┏━━
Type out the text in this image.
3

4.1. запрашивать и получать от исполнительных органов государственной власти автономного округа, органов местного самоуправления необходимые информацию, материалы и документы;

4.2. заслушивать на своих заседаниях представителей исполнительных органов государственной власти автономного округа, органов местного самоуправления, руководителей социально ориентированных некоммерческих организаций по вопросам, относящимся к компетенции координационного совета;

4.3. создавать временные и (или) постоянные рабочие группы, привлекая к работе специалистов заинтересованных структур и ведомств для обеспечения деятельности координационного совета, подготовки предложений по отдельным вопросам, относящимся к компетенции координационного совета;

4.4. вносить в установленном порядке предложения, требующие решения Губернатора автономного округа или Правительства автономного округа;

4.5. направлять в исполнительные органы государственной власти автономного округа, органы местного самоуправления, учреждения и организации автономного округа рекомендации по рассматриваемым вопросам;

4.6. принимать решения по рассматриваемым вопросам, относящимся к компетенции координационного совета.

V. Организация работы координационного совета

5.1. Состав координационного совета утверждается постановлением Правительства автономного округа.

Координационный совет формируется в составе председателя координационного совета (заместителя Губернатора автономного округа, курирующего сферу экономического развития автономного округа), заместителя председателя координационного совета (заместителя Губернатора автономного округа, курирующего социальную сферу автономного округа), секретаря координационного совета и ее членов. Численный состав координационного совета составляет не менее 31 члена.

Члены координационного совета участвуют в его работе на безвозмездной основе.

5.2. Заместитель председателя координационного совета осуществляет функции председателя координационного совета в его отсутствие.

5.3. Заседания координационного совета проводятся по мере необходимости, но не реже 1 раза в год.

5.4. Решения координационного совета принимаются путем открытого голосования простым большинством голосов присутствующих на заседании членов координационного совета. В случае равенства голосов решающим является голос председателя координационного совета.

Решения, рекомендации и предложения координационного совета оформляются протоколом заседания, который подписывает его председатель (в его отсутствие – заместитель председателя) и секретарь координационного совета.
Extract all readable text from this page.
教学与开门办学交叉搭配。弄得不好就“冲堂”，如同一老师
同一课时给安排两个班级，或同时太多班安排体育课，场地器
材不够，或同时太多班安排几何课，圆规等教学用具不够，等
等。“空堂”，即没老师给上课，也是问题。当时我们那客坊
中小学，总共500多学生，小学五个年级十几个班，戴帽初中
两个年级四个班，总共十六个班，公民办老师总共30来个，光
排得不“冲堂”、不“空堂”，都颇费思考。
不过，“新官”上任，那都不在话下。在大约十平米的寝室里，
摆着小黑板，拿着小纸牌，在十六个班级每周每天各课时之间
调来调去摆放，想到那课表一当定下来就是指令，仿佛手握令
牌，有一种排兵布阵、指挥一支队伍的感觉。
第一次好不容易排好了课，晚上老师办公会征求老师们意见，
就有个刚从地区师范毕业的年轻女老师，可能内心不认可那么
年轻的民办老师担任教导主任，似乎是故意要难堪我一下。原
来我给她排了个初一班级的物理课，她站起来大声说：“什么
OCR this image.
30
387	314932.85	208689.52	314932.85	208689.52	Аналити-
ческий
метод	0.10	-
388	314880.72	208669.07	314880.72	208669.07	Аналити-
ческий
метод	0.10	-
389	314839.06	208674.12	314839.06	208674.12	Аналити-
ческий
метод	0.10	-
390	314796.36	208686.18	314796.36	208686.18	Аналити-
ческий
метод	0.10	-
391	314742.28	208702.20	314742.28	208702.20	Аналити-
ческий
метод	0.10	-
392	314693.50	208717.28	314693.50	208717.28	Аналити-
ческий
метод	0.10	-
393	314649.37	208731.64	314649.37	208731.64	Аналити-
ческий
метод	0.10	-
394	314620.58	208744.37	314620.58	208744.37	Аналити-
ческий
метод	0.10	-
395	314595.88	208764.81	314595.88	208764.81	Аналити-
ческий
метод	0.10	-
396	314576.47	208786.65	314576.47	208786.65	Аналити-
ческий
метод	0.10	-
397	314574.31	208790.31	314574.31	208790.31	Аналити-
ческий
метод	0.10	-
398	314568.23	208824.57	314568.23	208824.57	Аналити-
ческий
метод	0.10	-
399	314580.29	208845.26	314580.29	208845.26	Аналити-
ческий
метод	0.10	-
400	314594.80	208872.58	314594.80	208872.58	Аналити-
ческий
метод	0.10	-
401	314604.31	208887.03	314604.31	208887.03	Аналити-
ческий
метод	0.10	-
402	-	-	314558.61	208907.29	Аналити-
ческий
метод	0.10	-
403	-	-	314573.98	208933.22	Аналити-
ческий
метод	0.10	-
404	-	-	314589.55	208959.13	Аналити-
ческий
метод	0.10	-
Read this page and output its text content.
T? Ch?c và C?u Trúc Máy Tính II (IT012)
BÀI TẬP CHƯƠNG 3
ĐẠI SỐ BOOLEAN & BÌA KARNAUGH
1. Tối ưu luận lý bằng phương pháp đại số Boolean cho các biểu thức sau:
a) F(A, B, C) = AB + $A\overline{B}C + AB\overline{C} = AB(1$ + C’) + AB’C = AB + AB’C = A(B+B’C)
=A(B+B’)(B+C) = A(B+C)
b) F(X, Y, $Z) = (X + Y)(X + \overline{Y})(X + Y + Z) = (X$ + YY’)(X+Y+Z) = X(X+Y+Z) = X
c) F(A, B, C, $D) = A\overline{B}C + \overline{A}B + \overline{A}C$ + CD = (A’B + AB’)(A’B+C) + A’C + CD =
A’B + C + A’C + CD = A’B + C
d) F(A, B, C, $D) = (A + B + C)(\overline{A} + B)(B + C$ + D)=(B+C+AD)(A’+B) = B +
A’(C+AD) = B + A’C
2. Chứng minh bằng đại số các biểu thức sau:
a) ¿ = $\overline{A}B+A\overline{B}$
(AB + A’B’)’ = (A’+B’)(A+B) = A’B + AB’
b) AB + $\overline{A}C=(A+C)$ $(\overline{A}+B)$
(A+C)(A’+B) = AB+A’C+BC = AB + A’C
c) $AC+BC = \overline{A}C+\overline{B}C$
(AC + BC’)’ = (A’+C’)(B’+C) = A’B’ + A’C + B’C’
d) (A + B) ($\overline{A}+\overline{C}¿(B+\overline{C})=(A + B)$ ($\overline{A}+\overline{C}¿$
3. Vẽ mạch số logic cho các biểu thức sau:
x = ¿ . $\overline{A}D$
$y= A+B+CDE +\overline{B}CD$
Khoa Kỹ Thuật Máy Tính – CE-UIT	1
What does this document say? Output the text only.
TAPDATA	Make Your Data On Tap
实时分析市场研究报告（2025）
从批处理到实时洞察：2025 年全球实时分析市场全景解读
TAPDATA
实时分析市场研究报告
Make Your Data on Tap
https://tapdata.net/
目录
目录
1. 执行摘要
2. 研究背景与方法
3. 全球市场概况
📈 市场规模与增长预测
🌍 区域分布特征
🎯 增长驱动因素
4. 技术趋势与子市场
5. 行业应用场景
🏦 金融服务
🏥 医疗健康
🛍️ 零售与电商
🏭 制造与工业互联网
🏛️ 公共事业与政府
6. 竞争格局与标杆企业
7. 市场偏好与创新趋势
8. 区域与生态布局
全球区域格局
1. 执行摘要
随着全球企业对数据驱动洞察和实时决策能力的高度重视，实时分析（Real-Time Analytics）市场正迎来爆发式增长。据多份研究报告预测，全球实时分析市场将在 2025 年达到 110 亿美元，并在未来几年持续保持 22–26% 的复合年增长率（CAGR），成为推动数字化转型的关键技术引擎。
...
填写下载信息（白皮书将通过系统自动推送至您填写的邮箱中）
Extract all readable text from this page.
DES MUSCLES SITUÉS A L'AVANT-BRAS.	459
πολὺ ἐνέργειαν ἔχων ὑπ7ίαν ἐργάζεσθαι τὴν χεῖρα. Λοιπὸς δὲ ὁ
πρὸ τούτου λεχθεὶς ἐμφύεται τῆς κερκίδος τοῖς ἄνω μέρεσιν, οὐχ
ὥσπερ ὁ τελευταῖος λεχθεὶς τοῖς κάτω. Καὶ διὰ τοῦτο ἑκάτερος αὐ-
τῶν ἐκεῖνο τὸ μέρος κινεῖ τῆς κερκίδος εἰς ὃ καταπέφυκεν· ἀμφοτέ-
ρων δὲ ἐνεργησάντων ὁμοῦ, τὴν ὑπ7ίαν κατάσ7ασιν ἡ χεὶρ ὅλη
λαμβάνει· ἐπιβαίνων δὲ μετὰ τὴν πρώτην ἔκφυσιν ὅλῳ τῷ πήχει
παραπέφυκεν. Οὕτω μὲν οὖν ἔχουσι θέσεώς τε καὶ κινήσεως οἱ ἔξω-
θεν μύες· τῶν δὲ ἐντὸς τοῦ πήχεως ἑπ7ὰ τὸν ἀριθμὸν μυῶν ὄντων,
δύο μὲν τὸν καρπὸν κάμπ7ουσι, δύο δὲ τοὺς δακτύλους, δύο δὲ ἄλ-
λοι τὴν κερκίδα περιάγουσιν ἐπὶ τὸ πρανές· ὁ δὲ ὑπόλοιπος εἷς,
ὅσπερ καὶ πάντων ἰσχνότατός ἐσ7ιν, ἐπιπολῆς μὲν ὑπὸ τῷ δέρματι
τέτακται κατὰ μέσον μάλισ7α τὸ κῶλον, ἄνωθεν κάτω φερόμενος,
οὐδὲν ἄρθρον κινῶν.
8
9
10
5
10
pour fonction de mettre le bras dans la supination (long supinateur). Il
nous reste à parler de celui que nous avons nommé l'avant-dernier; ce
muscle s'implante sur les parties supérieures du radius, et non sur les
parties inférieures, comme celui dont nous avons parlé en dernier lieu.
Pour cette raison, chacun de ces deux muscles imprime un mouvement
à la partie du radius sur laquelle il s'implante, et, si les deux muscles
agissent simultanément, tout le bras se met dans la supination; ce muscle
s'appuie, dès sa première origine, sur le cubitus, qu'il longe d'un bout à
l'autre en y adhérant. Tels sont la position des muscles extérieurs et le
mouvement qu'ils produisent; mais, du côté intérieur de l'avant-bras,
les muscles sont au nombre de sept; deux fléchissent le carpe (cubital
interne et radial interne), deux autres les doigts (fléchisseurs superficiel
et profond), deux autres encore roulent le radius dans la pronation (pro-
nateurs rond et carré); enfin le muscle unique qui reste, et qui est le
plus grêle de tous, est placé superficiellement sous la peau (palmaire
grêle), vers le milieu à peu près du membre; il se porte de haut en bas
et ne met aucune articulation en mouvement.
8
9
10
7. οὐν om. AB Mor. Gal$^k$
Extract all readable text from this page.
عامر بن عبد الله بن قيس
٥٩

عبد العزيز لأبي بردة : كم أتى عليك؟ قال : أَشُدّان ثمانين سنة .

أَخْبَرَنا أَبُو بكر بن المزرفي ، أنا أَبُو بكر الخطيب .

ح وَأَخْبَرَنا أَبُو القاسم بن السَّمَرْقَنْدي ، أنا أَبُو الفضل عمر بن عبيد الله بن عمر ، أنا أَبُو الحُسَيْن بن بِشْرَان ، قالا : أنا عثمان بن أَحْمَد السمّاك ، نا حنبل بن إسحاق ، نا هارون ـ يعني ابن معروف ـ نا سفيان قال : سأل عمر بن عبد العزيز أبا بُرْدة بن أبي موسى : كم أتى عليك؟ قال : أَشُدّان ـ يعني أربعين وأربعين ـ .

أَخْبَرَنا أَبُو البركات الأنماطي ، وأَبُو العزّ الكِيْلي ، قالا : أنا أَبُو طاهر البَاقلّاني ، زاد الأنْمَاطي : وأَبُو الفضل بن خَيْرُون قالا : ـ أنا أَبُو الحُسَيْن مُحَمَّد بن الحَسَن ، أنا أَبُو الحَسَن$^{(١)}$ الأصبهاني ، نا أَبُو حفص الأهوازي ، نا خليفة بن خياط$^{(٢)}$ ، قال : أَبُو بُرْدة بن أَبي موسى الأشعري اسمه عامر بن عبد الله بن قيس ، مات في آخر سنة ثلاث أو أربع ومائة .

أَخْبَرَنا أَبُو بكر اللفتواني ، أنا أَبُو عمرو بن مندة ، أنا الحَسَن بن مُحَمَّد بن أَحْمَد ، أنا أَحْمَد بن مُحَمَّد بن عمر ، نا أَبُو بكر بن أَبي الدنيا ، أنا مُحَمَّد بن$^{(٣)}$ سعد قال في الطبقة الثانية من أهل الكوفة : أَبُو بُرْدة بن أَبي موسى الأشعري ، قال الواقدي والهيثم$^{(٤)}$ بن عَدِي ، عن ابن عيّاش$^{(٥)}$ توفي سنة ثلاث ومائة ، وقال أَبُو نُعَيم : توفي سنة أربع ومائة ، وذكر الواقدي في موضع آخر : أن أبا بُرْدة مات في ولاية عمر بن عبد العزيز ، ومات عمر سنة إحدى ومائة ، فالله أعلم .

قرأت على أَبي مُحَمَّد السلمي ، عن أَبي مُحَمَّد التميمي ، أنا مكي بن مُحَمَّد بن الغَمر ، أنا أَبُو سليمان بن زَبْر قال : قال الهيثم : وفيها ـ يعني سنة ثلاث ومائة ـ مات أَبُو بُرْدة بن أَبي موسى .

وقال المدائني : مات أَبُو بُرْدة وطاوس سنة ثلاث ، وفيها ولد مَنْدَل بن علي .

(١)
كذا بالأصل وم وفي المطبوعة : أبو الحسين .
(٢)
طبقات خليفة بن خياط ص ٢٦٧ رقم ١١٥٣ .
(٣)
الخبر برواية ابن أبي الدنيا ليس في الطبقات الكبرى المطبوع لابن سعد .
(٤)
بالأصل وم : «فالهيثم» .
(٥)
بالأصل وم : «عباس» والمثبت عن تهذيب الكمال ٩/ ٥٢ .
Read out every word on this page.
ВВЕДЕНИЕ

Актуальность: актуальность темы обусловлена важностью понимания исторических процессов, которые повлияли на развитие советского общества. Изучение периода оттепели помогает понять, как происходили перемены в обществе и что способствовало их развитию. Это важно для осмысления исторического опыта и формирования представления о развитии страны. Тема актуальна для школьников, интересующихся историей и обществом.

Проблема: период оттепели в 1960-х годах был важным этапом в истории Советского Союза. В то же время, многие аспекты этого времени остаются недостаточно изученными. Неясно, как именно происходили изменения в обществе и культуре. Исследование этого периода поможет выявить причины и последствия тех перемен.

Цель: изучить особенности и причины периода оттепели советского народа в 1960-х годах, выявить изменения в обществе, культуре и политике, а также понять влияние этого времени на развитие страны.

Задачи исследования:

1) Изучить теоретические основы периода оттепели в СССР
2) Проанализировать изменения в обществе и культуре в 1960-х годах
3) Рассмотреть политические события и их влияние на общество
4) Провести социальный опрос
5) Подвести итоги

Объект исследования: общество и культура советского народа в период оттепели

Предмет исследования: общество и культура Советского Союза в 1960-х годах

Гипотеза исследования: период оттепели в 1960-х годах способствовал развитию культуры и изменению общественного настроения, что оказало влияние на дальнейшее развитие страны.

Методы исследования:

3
┗━━
* [DIRECTIONS]
Select every line of the material above holding the word "власти" and copy it.

* [RESULT]
4.1. запрашивать и получать от исполнительных органов государственной власти автономного округа, органов местного самоуправления необходимые информацию, материалы и документы;
4.2. заслушивать на своих заседаниях представителей исполнительных органов государственной власти автономного округа, органов местного самоуправления, руководителей социально ориентированных некоммерческих организаций по вопросам, относящимся к компетенции координационного совета;
4.5. направлять в исполнительные органы государственной власти автономного округа, органы местного самоуправления, учреждения и организации автономного округа рекомендации по рассматриваемым вопросам;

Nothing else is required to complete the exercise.